- Given request -
Every entry must be copied word for word.
START
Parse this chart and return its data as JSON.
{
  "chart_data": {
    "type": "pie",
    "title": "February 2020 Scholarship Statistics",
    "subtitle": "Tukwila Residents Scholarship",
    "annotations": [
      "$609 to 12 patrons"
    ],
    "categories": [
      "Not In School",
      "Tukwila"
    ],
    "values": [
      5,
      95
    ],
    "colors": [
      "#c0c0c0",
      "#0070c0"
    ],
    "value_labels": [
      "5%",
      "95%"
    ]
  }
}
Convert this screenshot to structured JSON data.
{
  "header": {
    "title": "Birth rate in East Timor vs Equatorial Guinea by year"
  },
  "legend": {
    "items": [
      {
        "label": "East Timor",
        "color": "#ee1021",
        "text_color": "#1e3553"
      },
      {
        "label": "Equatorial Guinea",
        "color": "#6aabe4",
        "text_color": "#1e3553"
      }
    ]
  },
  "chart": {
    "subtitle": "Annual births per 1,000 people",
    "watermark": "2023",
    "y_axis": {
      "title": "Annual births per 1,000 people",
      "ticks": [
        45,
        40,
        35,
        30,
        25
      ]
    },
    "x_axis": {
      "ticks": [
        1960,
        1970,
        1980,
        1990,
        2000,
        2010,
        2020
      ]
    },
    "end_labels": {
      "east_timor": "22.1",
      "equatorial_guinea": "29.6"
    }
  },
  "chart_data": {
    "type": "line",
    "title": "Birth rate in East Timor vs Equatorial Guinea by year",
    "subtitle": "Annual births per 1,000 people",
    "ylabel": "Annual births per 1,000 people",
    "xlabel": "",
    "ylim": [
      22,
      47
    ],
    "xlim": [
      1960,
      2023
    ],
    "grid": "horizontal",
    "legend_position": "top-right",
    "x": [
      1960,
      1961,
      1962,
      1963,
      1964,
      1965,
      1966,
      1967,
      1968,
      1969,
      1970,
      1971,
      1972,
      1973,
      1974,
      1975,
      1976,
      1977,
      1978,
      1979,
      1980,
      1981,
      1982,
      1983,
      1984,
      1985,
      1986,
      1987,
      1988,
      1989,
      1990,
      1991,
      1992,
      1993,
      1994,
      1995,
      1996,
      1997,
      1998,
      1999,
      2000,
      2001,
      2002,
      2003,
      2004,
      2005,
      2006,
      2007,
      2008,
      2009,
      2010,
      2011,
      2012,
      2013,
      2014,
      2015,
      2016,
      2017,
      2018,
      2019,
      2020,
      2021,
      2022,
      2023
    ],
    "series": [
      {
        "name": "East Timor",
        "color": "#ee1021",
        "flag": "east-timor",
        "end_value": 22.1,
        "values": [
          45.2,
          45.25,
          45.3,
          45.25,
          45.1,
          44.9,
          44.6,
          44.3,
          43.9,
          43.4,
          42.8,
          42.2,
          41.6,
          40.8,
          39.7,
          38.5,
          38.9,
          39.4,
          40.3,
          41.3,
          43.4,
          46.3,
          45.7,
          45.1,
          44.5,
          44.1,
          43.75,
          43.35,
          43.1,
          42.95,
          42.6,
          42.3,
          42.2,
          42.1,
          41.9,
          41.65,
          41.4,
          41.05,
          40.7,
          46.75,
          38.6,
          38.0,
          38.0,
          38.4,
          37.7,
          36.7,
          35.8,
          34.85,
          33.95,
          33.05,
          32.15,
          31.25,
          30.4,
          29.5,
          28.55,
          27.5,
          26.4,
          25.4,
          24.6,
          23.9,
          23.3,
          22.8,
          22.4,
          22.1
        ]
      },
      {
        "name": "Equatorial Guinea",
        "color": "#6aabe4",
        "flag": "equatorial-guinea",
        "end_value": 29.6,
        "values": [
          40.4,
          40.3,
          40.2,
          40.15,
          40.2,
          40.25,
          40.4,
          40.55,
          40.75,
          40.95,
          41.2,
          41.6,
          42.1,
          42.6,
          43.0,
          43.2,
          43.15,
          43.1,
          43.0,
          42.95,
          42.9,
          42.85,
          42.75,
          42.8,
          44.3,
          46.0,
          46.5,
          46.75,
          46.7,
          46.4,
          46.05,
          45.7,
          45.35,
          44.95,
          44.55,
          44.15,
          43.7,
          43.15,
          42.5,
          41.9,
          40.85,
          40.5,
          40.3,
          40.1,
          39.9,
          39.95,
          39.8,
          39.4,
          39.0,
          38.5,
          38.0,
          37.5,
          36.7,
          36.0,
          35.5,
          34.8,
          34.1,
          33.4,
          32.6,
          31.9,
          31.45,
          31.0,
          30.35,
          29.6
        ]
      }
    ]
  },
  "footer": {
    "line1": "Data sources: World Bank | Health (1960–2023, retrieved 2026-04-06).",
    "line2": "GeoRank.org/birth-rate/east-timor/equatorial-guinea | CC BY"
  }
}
END
- Right answer -
Parse this chart and return its data as JSON.
{
  "chart_data": {
    "type": "pie",
    "title": "February 2020 Scholarship Statistics",
    "subtitle": "Tukwila Residents Scholarship",
    "annotations": [
      "$609 to 12 patrons"
    ],
    "categories": [
      "Not In School",
      "Tukwila"
    ],
    "values": [
      5,
      95
    ],
    "colors": [
      "#c0c0c0",
      "#0070c0"
    ],
    "value_labels": [
      "5%",
      "95%"
    ]
  }
}
Convert this screenshot to structured JSON data.
{
  "header": {
    "title": "Birth rate in East Timor vs Equatorial Guinea by year"
  },
  "legend": {
    "items": [
      {
        "label": "East Timor",
        "color": "#ee1021",
        "text_color": "#1e3553"
      },
      {
        "label": "Equatorial Guinea",
        "color": "#6aabe4",
        "text_color": "#1e3553"
      }
    ]
  },
  "chart": {
    "subtitle": "Annual births per 1,000 people",
    "watermark": "2023",
    "y_axis": {
      "title": "Annual births per 1,000 people",
      "ticks": [
        45,
        40,
        35,
        30,
        25
      ]
    },
    "x_axis": {
      "ticks": [
        1960,
        1970,
        1980,
        1990,
        2000,
        2010,
        2020
      ]
    },
    "end_labels": {
      "east_timor": "22.1",
      "equatorial_guinea": "29.6"
    }
  },
  "chart_data": {
    "type": "line",
    "title": "Birth rate in East Timor vs Equatorial Guinea by year",
    "subtitle": "Annual births per 1,000 people",
    "ylabel": "Annual births per 1,000 people",
    "xlabel": "",
    "ylim": [
      22,
      47
    ],
    "xlim": [
      1960,
      2023
    ],
    "grid": "horizontal",
    "legend_position": "top-right",
    "x": [
      1960,
      1961,
      1962,
      1963,
      1964,
      1965,
      1966,
      1967,
      1968,
      1969,
      1970,
      1971,
      1972,
      1973,
      1974,
      1975,
      1976,
      1977,
      1978,
      1979,
      1980,
      1981,
      1982,
      1983,
      1984,
      1985,
      1986,
      1987,
      1988,
      1989,
      1990,
      1991,
      1992,
      1993,
      1994,
      1995,
      1996,
      1997,
      1998,
      1999,
      2000,
      2001,
      2002,
      2003,
      2004,
      2005,
      2006,
      2007,
      2008,
      2009,
      2010,
      2011,
      2012,
      2013,
      2014,
      2015,
      2016,
      2017,
      2018,
      2019,
      2020,
      2021,
      2022,
      2023
    ],
    "series": [
      {
        "name": "East Timor",
        "color": "#ee1021",
        "flag": "east-timor",
        "end_value": 22.1,
        "values": [
          45.2,
          45.25,
          45.3,
          45.25,
          45.1,
          44.9,
          44.6,
          44.3,
          43.9,
          43.4,
          42.8,
          42.2,
          41.6,
          40.8,
          39.7,
          38.5,
          38.9,
          39.4,
          40.3,
          41.3,
          43.4,
          46.3,
          45.7,
          45.1,
          44.5,
          44.1,
          43.75,
          43.35,
          43.1,
          42.95,
          42.6,
          42.3,
          42.2,
          42.1,
          41.9,
          41.65,
          41.4,
          41.05,
          40.7,
          46.75,
          38.6,
          38.0,
          38.0,
          38.4,
          37.7,
          36.7,
          35.8,
          34.85,
          33.95,
          33.05,
          32.15,
          31.25,
          30.4,
          29.5,
          28.55,
          27.5,
          26.4,
          25.4,
          24.6,
          23.9,
          23.3,
          22.8,
          22.4,
          22.1
        ]
      },
      {
        "name": "Equatorial Guinea",
        "color": "#6aabe4",
        "flag": "equatorial-guinea",
        "end_value": 29.6,
        "values": [
          40.4,
          40.3,
          40.2,
          40.15,
          40.2,
          40.25,
          40.4,
          40.55,
          40.75,
          40.95,
          41.2,
          41.6,
          42.1,
          42.6,
          43.0,
          43.2,
          43.15,
          43.1,
          43.0,
          42.95,
          42.9,
          42.85,
          42.75,
          42.8,
          44.3,
          46.0,
          46.5,
          46.75,
          46.7,
          46.4,
          46.05,
          45.7,
          45.35,
          44.95,
          44.55,
          44.15,
          43.7,
          43.15,
          42.5,
          41.9,
          40.85,
          40.5,
          40.3,
          40.1,
          39.9,
          39.95,
          39.8,
          39.4,
          39.0,
          38.5,
          38.0,
          37.5,
          36.7,
          36.0,
          35.5,
          34.8,
          34.1,
          33.4,
          32.6,
          31.9,
          31.45,
          31.0,
          30.35,
          29.6
        ]
      }
    ]
  },
  "footer": {
    "line1": "Data sources: World Bank | Health (1960–2023, retrieved 2026-04-06).",
    "line2": "GeoRank.org/birth-rate/east-timor/equatorial-guinea | CC BY"
  }
}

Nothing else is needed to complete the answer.